THE TASK: Exclude the pictures; give every entry again exactly as written.

Saved entries
———

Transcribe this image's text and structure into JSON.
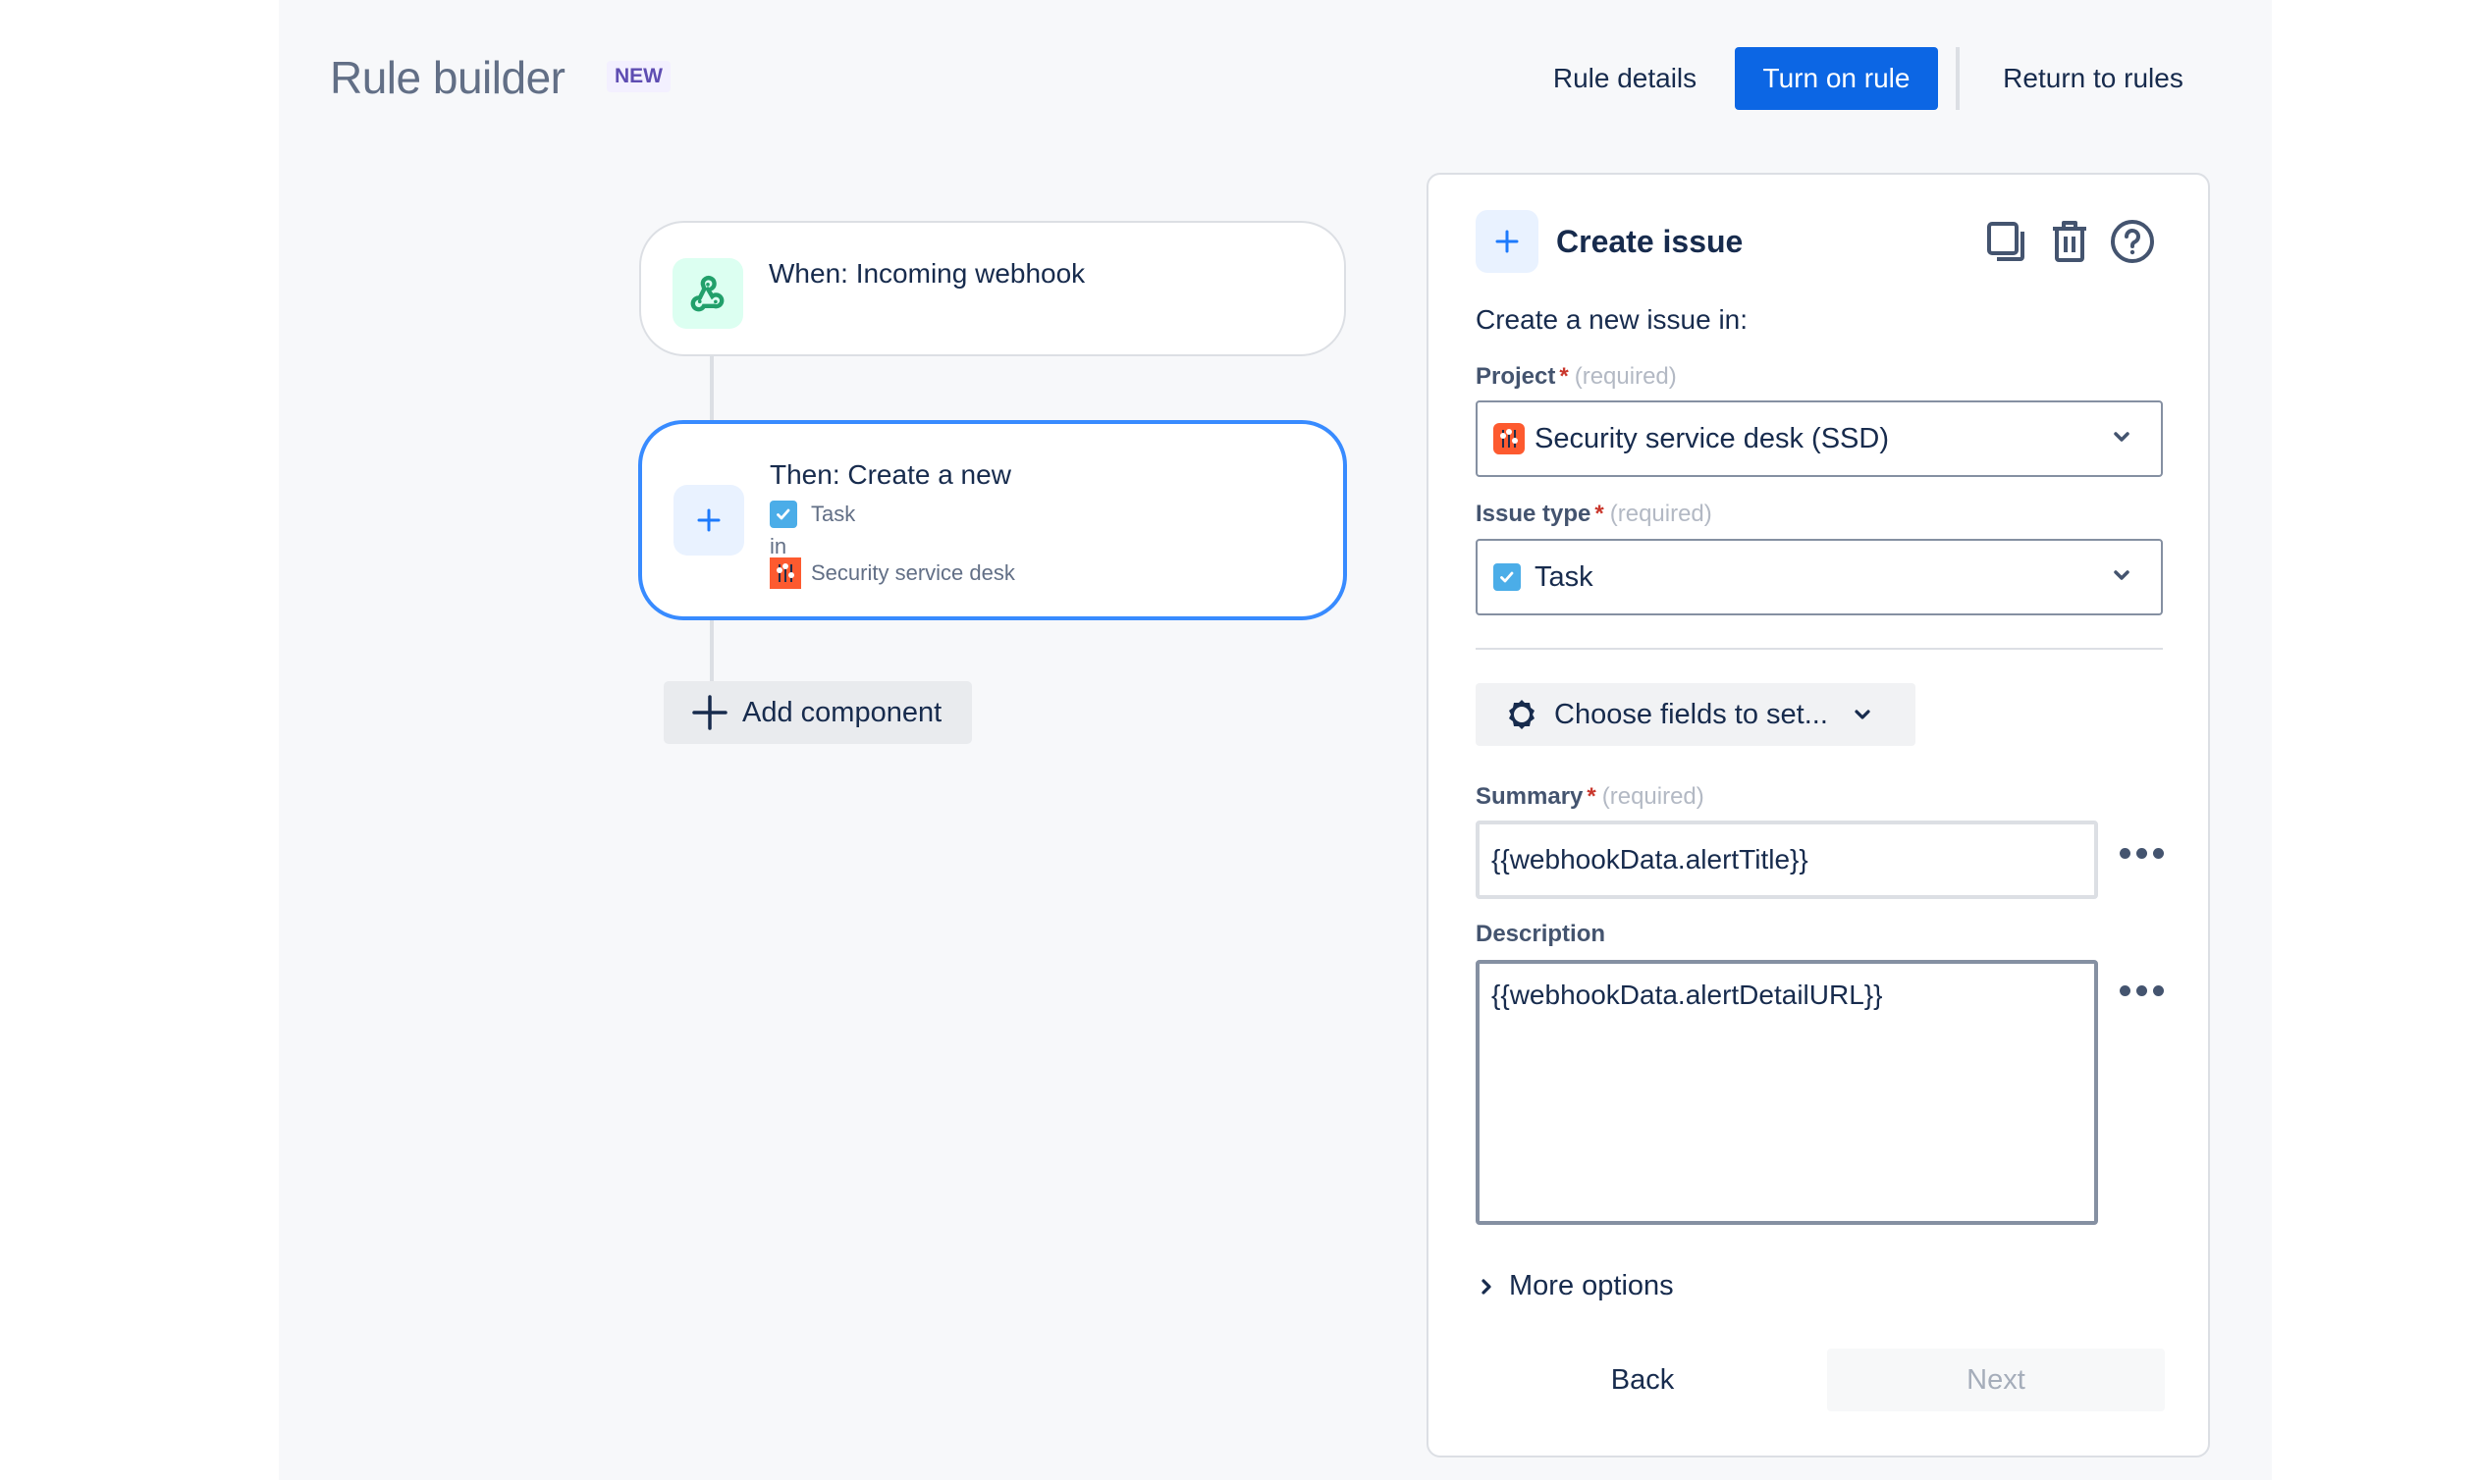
{
  "header": {
    "title": "Rule builder",
    "badge": "NEW",
    "rule_details": "Rule details",
    "turn_on_rule": "Turn on rule",
    "return_to_rules": "Return to rules"
  },
  "flow": {
    "trigger": {
      "icon": "webhook-icon",
      "title": "When: Incoming webhook"
    },
    "action": {
      "icon": "plus-icon",
      "title": "Then: Create a new",
      "issue_type": "Task",
      "in_label": "in",
      "project": "Security service desk"
    },
    "add_component": "Add component"
  },
  "panel": {
    "title": "Create issue",
    "actions": [
      "copy-icon",
      "trash-icon",
      "help-icon"
    ],
    "intro": "Create a new issue in:",
    "project": {
      "label": "Project",
      "required_mark": "*",
      "required_hint": "(required)",
      "value": "Security service desk (SSD)"
    },
    "issue_type": {
      "label": "Issue type",
      "required_mark": "*",
      "required_hint": "(required)",
      "value": "Task"
    },
    "choose_fields": "Choose fields to set...",
    "summary": {
      "label": "Summary",
      "required_mark": "*",
      "required_hint": "(required)",
      "value": "{{webhookData.alertTitle}}"
    },
    "description": {
      "label": "Description",
      "value": "{{webhookData.alertDetailURL}}"
    },
    "more_options": "More options",
    "back": "Back",
    "next": "Next"
  },
  "colors": {
    "primary": "#0c66e4",
    "selected_border": "#388bff",
    "webhook_green": "#22a06b",
    "task_blue": "#4bade8",
    "project_orange": "#fd5a2f",
    "badge_purple": "#5e4db2",
    "required_red": "#c9372c"
  }
}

———

SOLVED PROBLEM:
Transcribe this image's text and structure into JSON.
{
  "header": {
    "title": "Rule builder",
    "badge": "NEW",
    "rule_details": "Rule details",
    "turn_on_rule": "Turn on rule",
    "return_to_rules": "Return to rules"
  },
  "flow": {
    "trigger": {
      "icon": "webhook-icon",
      "title": "When: Incoming webhook"
    },
    "action": {
      "icon": "plus-icon",
      "title": "Then: Create a new",
      "issue_type": "Task",
      "in_label": "in",
      "project": "Security service desk"
    },
    "add_component": "Add component"
  },
  "panel": {
    "title": "Create issue",
    "actions": [
      "copy-icon",
      "trash-icon",
      "help-icon"
    ],
    "intro": "Create a new issue in:",
    "project": {
      "label": "Project",
      "required_mark": "*",
      "required_hint": "(required)",
      "value": "Security service desk (SSD)"
    },
    "issue_type": {
      "label": "Issue type",
      "required_mark": "*",
      "required_hint": "(required)",
      "value": "Task"
    },
    "choose_fields": "Choose fields to set...",
    "summary": {
      "label": "Summary",
      "required_mark": "*",
      "required_hint": "(required)",
      "value": "{{webhookData.alertTitle}}"
    },
    "description": {
      "label": "Description",
      "value": "{{webhookData.alertDetailURL}}"
    },
    "more_options": "More options",
    "back": "Back",
    "next": "Next"
  },
  "colors": {
    "primary": "#0c66e4",
    "selected_border": "#388bff",
    "webhook_green": "#22a06b",
    "task_blue": "#4bade8",
    "project_orange": "#fd5a2f",
    "badge_purple": "#5e4db2",
    "required_red": "#c9372c"
  }
}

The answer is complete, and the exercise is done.